### EXERCISE PROMPT
Print the full listing exactly.

### RECORDS SUPPLIED
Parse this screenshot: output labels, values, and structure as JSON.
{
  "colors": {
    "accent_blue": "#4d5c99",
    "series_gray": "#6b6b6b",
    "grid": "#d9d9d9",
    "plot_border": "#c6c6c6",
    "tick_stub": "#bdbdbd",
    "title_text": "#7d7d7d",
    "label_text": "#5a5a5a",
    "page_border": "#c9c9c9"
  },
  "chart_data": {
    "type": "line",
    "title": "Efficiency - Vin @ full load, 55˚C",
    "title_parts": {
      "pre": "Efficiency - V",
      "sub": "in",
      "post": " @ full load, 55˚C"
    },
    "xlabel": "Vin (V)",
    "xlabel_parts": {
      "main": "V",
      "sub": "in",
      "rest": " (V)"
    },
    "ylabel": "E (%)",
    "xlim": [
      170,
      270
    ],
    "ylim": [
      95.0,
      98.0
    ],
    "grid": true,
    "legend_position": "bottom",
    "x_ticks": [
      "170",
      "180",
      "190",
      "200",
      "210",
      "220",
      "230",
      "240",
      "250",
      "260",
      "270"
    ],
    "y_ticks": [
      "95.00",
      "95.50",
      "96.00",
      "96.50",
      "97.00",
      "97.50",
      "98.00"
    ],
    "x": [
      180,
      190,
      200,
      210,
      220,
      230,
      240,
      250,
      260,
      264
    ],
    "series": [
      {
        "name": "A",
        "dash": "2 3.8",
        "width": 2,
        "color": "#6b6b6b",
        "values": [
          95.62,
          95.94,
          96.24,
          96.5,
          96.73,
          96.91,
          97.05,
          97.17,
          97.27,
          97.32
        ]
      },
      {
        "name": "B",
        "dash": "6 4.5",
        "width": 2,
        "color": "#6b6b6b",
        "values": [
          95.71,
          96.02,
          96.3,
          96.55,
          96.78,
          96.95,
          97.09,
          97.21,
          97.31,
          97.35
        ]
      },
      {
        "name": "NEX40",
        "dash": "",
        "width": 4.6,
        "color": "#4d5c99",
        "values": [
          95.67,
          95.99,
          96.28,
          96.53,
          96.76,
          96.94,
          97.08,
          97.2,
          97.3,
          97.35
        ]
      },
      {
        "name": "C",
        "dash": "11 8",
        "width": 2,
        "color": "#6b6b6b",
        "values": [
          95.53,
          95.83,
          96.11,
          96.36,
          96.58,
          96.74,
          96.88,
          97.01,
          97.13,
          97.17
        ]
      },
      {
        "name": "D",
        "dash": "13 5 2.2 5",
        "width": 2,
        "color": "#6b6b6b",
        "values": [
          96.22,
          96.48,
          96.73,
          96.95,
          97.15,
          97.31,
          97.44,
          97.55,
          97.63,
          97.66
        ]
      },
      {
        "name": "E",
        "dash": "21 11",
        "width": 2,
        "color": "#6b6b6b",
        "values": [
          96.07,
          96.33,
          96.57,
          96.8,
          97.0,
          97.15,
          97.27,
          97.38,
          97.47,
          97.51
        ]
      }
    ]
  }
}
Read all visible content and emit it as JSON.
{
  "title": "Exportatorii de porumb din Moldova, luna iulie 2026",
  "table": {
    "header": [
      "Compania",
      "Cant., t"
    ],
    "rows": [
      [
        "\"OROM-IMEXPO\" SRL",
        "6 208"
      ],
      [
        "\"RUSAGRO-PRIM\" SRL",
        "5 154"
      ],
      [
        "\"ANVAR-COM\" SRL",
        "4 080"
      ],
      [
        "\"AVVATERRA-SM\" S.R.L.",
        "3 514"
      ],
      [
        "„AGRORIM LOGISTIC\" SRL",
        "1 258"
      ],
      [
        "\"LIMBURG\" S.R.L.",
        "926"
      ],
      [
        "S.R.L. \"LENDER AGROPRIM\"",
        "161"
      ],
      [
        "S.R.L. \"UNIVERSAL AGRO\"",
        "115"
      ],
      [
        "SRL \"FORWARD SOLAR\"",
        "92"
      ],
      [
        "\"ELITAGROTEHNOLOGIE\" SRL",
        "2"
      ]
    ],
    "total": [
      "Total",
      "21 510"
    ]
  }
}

### ANSWER IN FULL
Parse this screenshot: output labels, values, and structure as JSON.
{
  "colors": {
    "accent_blue": "#4d5c99",
    "series_gray": "#6b6b6b",
    "grid": "#d9d9d9",
    "plot_border": "#c6c6c6",
    "tick_stub": "#bdbdbd",
    "title_text": "#7d7d7d",
    "label_text": "#5a5a5a",
    "page_border": "#c9c9c9"
  },
  "chart_data": {
    "type": "line",
    "title": "Efficiency - Vin @ full load, 55˚C",
    "title_parts": {
      "pre": "Efficiency - V",
      "sub": "in",
      "post": " @ full load, 55˚C"
    },
    "xlabel": "Vin (V)",
    "xlabel_parts": {
      "main": "V",
      "sub": "in",
      "rest": " (V)"
    },
    "ylabel": "E (%)",
    "xlim": [
      170,
      270
    ],
    "ylim": [
      95.0,
      98.0
    ],
    "grid": true,
    "legend_position": "bottom",
    "x_ticks": [
      "170",
      "180",
      "190",
      "200",
      "210",
      "220",
      "230",
      "240",
      "250",
      "260",
      "270"
    ],
    "y_ticks": [
      "95.00",
      "95.50",
      "96.00",
      "96.50",
      "97.00",
      "97.50",
      "98.00"
    ],
    "x": [
      180,
      190,
      200,
      210,
      220,
      230,
      240,
      250,
      260,
      264
    ],
    "series": [
      {
        "name": "A",
        "dash": "2 3.8",
        "width": 2,
        "color": "#6b6b6b",
        "values": [
          95.62,
          95.94,
          96.24,
          96.5,
          96.73,
          96.91,
          97.05,
          97.17,
          97.27,
          97.32
        ]
      },
      {
        "name": "B",
        "dash": "6 4.5",
        "width": 2,
        "color": "#6b6b6b",
        "values": [
          95.71,
          96.02,
          96.3,
          96.55,
          96.78,
          96.95,
          97.09,
          97.21,
          97.31,
          97.35
        ]
      },
      {
        "name": "NEX40",
        "dash": "",
        "width": 4.6,
        "color": "#4d5c99",
        "values": [
          95.67,
          95.99,
          96.28,
          96.53,
          96.76,
          96.94,
          97.08,
          97.2,
          97.3,
          97.35
        ]
      },
      {
        "name": "C",
        "dash": "11 8",
        "width": 2,
        "color": "#6b6b6b",
        "values": [
          95.53,
          95.83,
          96.11,
          96.36,
          96.58,
          96.74,
          96.88,
          97.01,
          97.13,
          97.17
        ]
      },
      {
        "name": "D",
        "dash": "13 5 2.2 5",
        "width": 2,
        "color": "#6b6b6b",
        "values": [
          96.22,
          96.48,
          96.73,
          96.95,
          97.15,
          97.31,
          97.44,
          97.55,
          97.63,
          97.66
        ]
      },
      {
        "name": "E",
        "dash": "21 11",
        "width": 2,
        "color": "#6b6b6b",
        "values": [
          96.07,
          96.33,
          96.57,
          96.8,
          97.0,
          97.15,
          97.27,
          97.38,
          97.47,
          97.51
        ]
      }
    ]
  }
}
Read all visible content and emit it as JSON.
{
  "title": "Exportatorii de porumb din Moldova, luna iulie 2026",
  "table": {
    "header": [
      "Compania",
      "Cant., t"
    ],
    "rows": [
      [
        "\"OROM-IMEXPO\" SRL",
        "6 208"
      ],
      [
        "\"RUSAGRO-PRIM\" SRL",
        "5 154"
      ],
      [
        "\"ANVAR-COM\" SRL",
        "4 080"
      ],
      [
        "\"AVVATERRA-SM\" S.R.L.",
        "3 514"
      ],
      [
        "„AGRORIM LOGISTIC\" SRL",
        "1 258"
      ],
      [
        "\"LIMBURG\" S.R.L.",
        "926"
      ],
      [
        "S.R.L. \"LENDER AGROPRIM\"",
        "161"
      ],
      [
        "S.R.L. \"UNIVERSAL AGRO\"",
        "115"
      ],
      [
        "SRL \"FORWARD SOLAR\"",
        "92"
      ],
      [
        "\"ELITAGROTEHNOLOGIE\" SRL",
        "2"
      ]
    ],
    "total": [
      "Total",
      "21 510"
    ]
  }
}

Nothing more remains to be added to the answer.